Reproduce the records below line for line, keeping every character unchanged.

--- start of SOURCE DATA ---

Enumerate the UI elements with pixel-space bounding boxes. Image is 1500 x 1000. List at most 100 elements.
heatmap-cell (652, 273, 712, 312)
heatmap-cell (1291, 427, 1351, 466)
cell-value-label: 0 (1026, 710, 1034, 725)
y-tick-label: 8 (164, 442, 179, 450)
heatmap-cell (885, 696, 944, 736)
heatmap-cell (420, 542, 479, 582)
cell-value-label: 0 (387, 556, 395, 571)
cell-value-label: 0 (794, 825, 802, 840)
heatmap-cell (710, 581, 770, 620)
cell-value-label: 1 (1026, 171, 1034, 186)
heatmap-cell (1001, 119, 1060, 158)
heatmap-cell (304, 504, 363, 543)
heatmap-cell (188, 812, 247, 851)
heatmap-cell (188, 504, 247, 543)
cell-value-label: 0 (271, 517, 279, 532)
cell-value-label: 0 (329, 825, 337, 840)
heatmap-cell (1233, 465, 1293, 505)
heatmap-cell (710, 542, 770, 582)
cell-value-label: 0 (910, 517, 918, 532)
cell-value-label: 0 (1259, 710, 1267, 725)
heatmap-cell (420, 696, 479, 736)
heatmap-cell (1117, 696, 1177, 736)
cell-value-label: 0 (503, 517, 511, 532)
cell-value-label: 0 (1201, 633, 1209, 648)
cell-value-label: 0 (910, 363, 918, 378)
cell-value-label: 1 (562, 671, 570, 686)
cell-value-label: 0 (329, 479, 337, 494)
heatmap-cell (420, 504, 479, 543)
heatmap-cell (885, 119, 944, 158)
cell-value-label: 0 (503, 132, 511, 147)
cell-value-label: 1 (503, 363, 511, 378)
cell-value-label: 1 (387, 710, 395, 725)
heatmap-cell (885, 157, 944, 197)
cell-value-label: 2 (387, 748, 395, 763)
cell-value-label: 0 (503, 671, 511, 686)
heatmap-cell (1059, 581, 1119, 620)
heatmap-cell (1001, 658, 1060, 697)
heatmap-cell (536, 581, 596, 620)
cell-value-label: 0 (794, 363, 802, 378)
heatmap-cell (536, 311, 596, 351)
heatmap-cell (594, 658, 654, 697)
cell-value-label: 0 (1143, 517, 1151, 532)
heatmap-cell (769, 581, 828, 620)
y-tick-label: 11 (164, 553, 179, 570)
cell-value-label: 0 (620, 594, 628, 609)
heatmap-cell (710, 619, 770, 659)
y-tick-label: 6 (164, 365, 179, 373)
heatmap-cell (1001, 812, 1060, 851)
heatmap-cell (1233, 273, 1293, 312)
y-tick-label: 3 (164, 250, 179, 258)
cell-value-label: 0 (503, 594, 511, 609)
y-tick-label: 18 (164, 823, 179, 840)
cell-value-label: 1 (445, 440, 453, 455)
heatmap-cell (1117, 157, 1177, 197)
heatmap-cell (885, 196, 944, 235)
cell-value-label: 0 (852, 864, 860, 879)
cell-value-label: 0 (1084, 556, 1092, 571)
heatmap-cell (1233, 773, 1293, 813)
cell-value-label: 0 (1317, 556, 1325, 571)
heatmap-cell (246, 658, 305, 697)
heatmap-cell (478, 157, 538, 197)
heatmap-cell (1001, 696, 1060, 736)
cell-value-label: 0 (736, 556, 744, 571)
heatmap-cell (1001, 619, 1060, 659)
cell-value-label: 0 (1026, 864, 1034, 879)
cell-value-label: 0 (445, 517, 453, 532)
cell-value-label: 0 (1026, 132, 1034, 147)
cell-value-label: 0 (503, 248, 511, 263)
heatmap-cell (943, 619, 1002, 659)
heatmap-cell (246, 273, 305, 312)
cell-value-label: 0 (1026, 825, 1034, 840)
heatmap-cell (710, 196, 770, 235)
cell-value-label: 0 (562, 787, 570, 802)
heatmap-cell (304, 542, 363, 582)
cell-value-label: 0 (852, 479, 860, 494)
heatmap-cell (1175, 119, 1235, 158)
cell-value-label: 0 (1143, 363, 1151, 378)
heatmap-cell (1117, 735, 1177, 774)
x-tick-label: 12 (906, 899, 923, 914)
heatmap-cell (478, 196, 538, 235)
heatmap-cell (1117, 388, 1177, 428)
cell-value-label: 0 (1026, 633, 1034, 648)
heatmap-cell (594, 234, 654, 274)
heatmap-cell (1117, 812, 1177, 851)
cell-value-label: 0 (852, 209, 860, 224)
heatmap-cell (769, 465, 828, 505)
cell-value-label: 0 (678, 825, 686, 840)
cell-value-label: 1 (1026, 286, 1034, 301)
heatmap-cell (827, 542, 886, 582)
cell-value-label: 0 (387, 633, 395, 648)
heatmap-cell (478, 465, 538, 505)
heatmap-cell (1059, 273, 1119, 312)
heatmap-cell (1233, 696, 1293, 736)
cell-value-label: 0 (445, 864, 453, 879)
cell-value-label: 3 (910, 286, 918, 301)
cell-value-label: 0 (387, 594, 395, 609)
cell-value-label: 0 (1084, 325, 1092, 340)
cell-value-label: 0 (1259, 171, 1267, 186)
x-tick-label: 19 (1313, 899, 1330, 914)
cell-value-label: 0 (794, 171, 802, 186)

--- end of SOURCE DATA ---

CORRECT OUTPUT →
Enumerate the UI elements with pixel-space bounding boxes. Image is 1500 x 1000. List at most 100 elements.
heatmap-cell (652, 273, 712, 312)
heatmap-cell (1291, 427, 1351, 466)
cell-value-label: 0 (1026, 710, 1034, 725)
y-tick-label: 8 (164, 442, 179, 450)
heatmap-cell (885, 696, 944, 736)
heatmap-cell (420, 542, 479, 582)
cell-value-label: 0 (387, 556, 395, 571)
cell-value-label: 0 (794, 825, 802, 840)
heatmap-cell (710, 581, 770, 620)
cell-value-label: 1 (1026, 171, 1034, 186)
heatmap-cell (1001, 119, 1060, 158)
heatmap-cell (304, 504, 363, 543)
heatmap-cell (188, 812, 247, 851)
heatmap-cell (188, 504, 247, 543)
cell-value-label: 0 (271, 517, 279, 532)
cell-value-label: 0 (329, 825, 337, 840)
heatmap-cell (1233, 465, 1293, 505)
heatmap-cell (710, 542, 770, 582)
cell-value-label: 0 (910, 517, 918, 532)
cell-value-label: 0 (1259, 710, 1267, 725)
heatmap-cell (420, 696, 479, 736)
heatmap-cell (1117, 696, 1177, 736)
cell-value-label: 0 (503, 517, 511, 532)
cell-value-label: 0 (1201, 633, 1209, 648)
cell-value-label: 0 (910, 363, 918, 378)
cell-value-label: 1 (562, 671, 570, 686)
cell-value-label: 0 (329, 479, 337, 494)
heatmap-cell (420, 504, 479, 543)
heatmap-cell (885, 119, 944, 158)
cell-value-label: 0 (503, 132, 511, 147)
cell-value-label: 1 (503, 363, 511, 378)
cell-value-label: 1 (387, 710, 395, 725)
heatmap-cell (885, 157, 944, 197)
cell-value-label: 2 (387, 748, 395, 763)
cell-value-label: 0 (503, 671, 511, 686)
heatmap-cell (1059, 581, 1119, 620)
heatmap-cell (1001, 658, 1060, 697)
heatmap-cell (536, 581, 596, 620)
cell-value-label: 0 (794, 363, 802, 378)
heatmap-cell (536, 311, 596, 351)
heatmap-cell (594, 658, 654, 697)
cell-value-label: 0 (1143, 517, 1151, 532)
heatmap-cell (769, 581, 828, 620)
y-tick-label: 11 (164, 553, 179, 570)
cell-value-label: 0 (620, 594, 628, 609)
heatmap-cell (710, 619, 770, 659)
y-tick-label: 6 (164, 365, 179, 373)
heatmap-cell (1001, 812, 1060, 851)
heatmap-cell (1233, 273, 1293, 312)
y-tick-label: 3 (164, 250, 179, 258)
cell-value-label: 0 (503, 594, 511, 609)
y-tick-label: 18 (164, 823, 179, 840)
cell-value-label: 1 (445, 440, 453, 455)
heatmap-cell (1117, 157, 1177, 197)
heatmap-cell (885, 196, 944, 235)
cell-value-label: 0 (852, 864, 860, 879)
cell-value-label: 0 (1084, 556, 1092, 571)
heatmap-cell (1233, 773, 1293, 813)
cell-value-label: 0 (1317, 556, 1325, 571)
heatmap-cell (246, 658, 305, 697)
heatmap-cell (478, 157, 538, 197)
heatmap-cell (1001, 696, 1060, 736)
cell-value-label: 0 (736, 556, 744, 571)
heatmap-cell (1001, 619, 1060, 659)
cell-value-label: 0 (1026, 864, 1034, 879)
cell-value-label: 0 (445, 517, 453, 532)
cell-value-label: 0 (1026, 132, 1034, 147)
cell-value-label: 0 (503, 248, 511, 263)
heatmap-cell (943, 619, 1002, 659)
heatmap-cell (246, 273, 305, 312)
cell-value-label: 0 (1026, 825, 1034, 840)
heatmap-cell (710, 196, 770, 235)
cell-value-label: 0 (562, 787, 570, 802)
heatmap-cell (304, 542, 363, 582)
cell-value-label: 0 (852, 479, 860, 494)
heatmap-cell (1175, 119, 1235, 158)
cell-value-label: 0 (1143, 363, 1151, 378)
heatmap-cell (1117, 735, 1177, 774)
x-tick-label: 12 (906, 899, 923, 914)
heatmap-cell (478, 196, 538, 235)
heatmap-cell (1117, 388, 1177, 428)
cell-value-label: 0 (1026, 633, 1034, 648)
heatmap-cell (594, 234, 654, 274)
heatmap-cell (1117, 812, 1177, 851)
cell-value-label: 0 (852, 209, 860, 224)
heatmap-cell (769, 465, 828, 505)
cell-value-label: 0 (678, 825, 686, 840)
cell-value-label: 1 (1026, 286, 1034, 301)
heatmap-cell (827, 542, 886, 582)
cell-value-label: 0 (387, 633, 395, 648)
heatmap-cell (478, 465, 538, 505)
heatmap-cell (1059, 273, 1119, 312)
heatmap-cell (1233, 696, 1293, 736)
cell-value-label: 0 (445, 864, 453, 879)
cell-value-label: 3 (910, 286, 918, 301)
cell-value-label: 0 (387, 594, 395, 609)
cell-value-label: 0 (1084, 325, 1092, 340)
cell-value-label: 0 (1259, 171, 1267, 186)
x-tick-label: 19 (1313, 899, 1330, 914)
cell-value-label: 0 (794, 171, 802, 186)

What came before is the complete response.